23 人間はだれでも,人から認められること,受け入れられ是認されること,なんらかのグループに属していると感じることが必要です。いうまでもなく,勝手過ぎるなら必要な支持や賛成を得ることはできません。自分の属するグループが認めている行動の限界内にとどまっていなければなりません。十代の若い人たちは家族の一員として認められる必要を感じます。ですから若い人たちが家族の貴重な構成員で家族の福祉に貢献しており,家族の計画や決定にある程度あずかることさえ許されているという気持ちを持たせることは大切です。
24 子供が他の子供をねたむことがないように,親はどんなことを避けるべきですか。
24 「自己本位になって,互いに競争をあおり,互いにそねみ合うことのないようにしましょう」と使徒は述べています。(ガラテア 5:26)子供がよくやったときに親がほめるなら,そうした精神が頭をもたげるのをくい止める助けになります。しかし,優秀だといつもほめられている他の子供と比較されてお前は劣っていると言われると,子供はねたみやうらみを持つかもしれません。人は各々,「自分自身の業がどんなものかを吟味すべきです。そうすれば,他の人と比べてではなく,ただ自分自身に関して歓喜する理由を持つことになるでしょう」と,使徒は言いました。(ガラテア 6:4)若い人は,自分自身の性格,自分の身分,また自分に何ができるかということで受け入れられ,そうしたことで親に愛され認められることを望んでいます。
25 子供が価値についての認識を深めるように,親は子供をどのように援助できますか。

▬▬▬

→ **課題の内容**:
1. 次の (a)〜(c) がそれぞれ本文と一致するかを「はい」か「いいえ」で答え、判断の根拠となる本文の語句をそのまま引用せよ。
(a) 使徒は、他の人と比べて歓喜する理由を持つべきだと述べている。
(b) 子供がよくやったときに親がほめることは、ねたみの精神をくい止める助けになる。
(c) 十代の若い人たちは、家族の一員として認められる必要を感じる。
2. 本文の「23 人間はだれでも,人から」から「をどのように援助できますか。」までを、両端の語句も含めて一字一句変えずに抜き出せ。

→ **提供資料**:

▬▬▬

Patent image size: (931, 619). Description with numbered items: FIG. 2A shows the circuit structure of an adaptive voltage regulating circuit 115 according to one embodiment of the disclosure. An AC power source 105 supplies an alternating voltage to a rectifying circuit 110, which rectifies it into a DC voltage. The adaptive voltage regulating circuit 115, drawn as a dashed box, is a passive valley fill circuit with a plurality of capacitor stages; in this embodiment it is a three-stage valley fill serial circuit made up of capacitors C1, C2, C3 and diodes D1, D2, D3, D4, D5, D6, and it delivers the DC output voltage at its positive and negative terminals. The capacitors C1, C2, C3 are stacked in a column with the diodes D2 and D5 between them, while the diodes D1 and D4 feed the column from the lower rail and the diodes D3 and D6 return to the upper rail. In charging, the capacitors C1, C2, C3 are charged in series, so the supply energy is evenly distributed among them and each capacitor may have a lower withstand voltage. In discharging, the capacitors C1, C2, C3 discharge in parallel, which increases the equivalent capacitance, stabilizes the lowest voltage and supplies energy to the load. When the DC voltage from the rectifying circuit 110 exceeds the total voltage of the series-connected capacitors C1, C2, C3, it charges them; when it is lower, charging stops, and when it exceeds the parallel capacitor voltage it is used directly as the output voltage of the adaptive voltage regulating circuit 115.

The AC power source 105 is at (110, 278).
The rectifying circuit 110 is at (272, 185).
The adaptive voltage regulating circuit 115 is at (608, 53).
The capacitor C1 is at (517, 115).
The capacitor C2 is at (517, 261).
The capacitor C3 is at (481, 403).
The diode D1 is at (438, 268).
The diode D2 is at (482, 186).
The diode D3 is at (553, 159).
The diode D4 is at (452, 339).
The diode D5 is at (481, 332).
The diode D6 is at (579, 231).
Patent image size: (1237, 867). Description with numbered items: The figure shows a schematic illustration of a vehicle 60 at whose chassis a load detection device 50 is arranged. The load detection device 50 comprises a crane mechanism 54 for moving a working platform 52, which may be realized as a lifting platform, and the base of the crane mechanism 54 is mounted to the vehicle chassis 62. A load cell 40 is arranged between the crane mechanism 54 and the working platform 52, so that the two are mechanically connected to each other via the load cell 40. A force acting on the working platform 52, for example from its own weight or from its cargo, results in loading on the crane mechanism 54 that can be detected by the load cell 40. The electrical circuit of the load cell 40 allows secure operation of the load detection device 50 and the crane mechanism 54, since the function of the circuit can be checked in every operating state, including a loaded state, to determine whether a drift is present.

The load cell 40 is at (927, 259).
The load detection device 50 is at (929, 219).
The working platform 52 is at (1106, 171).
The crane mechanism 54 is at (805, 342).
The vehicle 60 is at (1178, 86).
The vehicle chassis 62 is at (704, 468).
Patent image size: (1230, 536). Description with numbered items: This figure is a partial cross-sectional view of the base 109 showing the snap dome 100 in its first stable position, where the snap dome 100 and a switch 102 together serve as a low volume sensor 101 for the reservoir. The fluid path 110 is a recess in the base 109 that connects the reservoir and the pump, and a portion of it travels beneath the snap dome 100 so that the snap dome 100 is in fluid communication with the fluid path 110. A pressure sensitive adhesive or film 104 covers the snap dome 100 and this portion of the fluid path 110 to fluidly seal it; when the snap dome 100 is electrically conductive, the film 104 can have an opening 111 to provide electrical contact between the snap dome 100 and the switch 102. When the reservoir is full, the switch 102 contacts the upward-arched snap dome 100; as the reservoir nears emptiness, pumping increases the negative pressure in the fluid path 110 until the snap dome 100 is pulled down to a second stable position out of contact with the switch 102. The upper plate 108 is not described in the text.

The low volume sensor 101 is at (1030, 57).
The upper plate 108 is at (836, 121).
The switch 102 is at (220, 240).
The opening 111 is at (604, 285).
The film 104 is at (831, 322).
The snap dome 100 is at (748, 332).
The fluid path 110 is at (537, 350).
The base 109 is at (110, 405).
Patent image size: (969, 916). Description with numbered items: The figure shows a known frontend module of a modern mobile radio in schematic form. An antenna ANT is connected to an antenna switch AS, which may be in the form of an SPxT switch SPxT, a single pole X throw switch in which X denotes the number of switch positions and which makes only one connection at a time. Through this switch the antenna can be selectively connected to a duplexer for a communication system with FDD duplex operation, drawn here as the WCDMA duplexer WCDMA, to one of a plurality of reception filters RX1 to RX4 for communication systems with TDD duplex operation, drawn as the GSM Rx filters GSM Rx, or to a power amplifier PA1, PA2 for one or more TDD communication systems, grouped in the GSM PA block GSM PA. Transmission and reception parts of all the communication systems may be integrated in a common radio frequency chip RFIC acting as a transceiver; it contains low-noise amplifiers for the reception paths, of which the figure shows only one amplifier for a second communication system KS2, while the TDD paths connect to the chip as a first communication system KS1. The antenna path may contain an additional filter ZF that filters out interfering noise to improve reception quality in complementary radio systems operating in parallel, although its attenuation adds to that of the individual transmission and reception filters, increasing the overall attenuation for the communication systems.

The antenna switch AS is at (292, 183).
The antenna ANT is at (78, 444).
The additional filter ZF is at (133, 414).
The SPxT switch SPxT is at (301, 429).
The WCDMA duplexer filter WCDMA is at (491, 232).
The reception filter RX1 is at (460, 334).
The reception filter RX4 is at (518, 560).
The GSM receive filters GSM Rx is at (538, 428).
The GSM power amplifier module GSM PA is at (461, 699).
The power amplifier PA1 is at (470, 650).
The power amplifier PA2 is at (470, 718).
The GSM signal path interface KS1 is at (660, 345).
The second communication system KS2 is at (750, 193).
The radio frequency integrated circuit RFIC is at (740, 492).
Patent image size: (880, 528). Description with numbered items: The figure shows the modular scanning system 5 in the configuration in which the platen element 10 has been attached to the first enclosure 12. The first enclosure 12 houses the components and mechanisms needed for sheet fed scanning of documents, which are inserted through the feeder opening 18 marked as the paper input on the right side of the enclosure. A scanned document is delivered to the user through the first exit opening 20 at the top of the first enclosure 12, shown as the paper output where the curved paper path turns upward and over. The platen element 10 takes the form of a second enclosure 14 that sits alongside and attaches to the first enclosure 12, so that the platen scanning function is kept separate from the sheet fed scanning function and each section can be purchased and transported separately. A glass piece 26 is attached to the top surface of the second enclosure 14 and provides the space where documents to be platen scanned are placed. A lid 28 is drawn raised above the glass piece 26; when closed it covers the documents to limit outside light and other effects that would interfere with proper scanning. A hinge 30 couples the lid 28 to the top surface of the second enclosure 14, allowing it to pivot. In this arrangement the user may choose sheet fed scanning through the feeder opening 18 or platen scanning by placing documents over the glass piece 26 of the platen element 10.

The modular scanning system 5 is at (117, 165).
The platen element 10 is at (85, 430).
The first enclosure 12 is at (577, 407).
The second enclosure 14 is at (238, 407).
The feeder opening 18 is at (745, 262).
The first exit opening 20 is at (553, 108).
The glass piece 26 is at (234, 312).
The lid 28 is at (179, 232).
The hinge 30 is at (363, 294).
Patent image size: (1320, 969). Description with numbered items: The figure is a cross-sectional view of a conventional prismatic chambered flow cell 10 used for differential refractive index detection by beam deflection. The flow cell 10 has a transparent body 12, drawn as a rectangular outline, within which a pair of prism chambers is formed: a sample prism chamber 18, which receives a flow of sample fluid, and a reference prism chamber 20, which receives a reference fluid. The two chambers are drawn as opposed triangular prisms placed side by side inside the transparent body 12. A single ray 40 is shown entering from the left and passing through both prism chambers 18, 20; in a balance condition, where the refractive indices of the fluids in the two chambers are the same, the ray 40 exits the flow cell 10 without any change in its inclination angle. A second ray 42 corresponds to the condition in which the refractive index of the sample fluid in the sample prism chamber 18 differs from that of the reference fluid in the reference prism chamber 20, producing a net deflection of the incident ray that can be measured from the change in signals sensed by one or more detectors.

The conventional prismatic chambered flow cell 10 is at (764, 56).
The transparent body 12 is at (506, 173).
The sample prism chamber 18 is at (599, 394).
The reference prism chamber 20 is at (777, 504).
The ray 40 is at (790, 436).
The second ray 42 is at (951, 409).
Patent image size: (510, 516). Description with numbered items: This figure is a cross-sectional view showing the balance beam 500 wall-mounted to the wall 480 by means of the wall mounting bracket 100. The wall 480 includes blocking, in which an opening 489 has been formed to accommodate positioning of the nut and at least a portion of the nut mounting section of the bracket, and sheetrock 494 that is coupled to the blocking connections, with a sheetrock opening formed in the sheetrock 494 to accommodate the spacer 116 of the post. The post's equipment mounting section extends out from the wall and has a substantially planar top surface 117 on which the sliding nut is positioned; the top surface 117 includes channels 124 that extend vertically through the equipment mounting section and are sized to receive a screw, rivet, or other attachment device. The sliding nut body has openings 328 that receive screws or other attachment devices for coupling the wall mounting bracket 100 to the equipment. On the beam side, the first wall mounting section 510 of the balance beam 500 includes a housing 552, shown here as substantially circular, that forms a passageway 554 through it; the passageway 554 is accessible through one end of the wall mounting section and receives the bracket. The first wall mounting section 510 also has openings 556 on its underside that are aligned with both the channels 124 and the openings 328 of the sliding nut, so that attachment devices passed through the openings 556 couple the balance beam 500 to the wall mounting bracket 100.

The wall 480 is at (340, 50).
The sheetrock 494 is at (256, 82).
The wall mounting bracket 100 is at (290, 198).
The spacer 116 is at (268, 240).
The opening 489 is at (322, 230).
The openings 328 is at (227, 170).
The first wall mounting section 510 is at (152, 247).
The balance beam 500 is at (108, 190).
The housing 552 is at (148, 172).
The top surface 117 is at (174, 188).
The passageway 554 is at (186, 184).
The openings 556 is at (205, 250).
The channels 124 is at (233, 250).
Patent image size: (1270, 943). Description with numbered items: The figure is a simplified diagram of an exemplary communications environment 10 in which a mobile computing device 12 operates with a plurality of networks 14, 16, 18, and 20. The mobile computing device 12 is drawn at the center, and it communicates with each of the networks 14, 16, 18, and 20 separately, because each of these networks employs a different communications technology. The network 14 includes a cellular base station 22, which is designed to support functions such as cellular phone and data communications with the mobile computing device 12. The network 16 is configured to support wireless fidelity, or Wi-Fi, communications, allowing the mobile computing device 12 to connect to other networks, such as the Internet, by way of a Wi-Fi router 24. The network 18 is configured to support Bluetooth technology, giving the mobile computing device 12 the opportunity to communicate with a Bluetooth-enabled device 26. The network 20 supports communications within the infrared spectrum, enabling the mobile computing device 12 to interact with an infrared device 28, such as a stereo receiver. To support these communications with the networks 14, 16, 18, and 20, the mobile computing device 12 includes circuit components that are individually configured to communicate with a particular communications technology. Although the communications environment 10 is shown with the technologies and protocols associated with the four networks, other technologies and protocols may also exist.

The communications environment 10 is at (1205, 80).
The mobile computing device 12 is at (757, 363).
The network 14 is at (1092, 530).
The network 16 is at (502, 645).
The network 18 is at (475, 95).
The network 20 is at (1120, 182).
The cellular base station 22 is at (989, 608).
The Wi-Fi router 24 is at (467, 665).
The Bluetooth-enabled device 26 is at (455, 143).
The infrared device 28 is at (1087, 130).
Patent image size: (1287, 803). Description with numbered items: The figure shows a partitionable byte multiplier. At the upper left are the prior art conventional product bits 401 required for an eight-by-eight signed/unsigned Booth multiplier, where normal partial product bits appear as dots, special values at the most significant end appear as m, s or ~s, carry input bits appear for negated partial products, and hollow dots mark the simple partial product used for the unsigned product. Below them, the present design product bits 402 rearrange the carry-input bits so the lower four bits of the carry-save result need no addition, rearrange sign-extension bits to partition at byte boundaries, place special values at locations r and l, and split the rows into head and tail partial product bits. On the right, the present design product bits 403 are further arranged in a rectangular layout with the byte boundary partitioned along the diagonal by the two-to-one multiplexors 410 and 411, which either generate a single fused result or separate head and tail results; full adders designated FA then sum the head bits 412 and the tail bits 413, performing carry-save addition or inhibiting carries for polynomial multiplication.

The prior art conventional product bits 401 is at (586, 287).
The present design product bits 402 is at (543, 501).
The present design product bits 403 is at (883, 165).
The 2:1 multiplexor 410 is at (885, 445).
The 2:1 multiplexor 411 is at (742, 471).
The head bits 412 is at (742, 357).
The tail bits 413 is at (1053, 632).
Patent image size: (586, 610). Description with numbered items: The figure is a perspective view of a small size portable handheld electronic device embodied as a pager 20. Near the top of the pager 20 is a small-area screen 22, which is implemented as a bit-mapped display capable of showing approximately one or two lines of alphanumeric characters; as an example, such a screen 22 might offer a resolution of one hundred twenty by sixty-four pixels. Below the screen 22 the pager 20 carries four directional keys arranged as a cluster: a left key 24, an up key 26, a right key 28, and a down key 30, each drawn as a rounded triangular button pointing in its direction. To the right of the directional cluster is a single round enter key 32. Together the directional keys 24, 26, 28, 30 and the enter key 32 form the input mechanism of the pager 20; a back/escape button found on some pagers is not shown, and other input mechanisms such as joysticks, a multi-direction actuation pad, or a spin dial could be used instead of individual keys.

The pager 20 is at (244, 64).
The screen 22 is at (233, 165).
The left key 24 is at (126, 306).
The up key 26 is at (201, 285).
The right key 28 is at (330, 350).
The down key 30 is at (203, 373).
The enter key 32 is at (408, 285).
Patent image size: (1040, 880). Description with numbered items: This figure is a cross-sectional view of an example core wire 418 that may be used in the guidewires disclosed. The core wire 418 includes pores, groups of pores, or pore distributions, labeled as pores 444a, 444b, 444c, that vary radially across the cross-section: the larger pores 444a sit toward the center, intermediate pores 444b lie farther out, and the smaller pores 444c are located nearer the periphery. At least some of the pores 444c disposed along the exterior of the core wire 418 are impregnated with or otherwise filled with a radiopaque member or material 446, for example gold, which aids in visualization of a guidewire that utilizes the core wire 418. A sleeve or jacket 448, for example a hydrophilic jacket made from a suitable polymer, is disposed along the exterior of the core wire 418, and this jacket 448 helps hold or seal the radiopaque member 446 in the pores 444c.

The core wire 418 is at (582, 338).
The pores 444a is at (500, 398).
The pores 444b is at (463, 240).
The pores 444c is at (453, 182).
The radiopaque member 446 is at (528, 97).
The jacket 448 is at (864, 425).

▬▬▬

→ **解答**:
1.
(a) いいえ。「他の人と比べてではなく,ただ自分自身に関して歓喜する理由を持つことになるでしょう」
(b) はい。「子供がよくやったときに親がほめるなら,そうした精神が頭をもたげるのをくい止める助けになります」
(c) はい。「十代の若い人たちは家族の一員として認められる必要を感じます」

2.
23 人間はだれでも,人から認められること,受け入れられ是認されること,なんらかのグループに属していると感じることが必要です。いうまでもなく,勝手過ぎるなら必要な支持や賛成を得ることはできません。自分の属するグループが認めている行動の限界内にとどまっていなければなりません。十代の若い人たちは家族の一員として認められる必要を感じます。ですから若い人たちが家族の貴重な構成員で家族の福祉に貢献しており,家族の計画や決定にある程度あずかることさえ許されているという気持ちを持たせることは大切です。
24 子供が他の子供をねたむことがないように,親はどんなことを避けるべきですか。
24 「自己本位になって,互いに競争をあおり,互いにそねみ合うことのないようにしましょう」と使徒は述べています。(ガラテア 5:26)子供がよくやったときに親がほめるなら,そうした精神が頭をもたげるのをくい止める助けになります。しかし,優秀だといつもほめられている他の子供と比較されてお前は劣っていると言われると,子供はねたみやうらみを持つかもしれません。人は各々,「自分自身の業がどんなものかを吟味すべきです。そうすれば,他の人と比べてではなく,ただ自分自身に関して歓喜する理由を持つことになるでしょう」と,使徒は言いました。(ガラテア 6:4)若い人は,自分自身の性格,自分の身分,また自分に何ができるかということで受け入れられ,そうしたことで親に愛され認められることを望んでいます。
25 子供が価値についての認識を深めるように,親は子供をどのように援助できますか。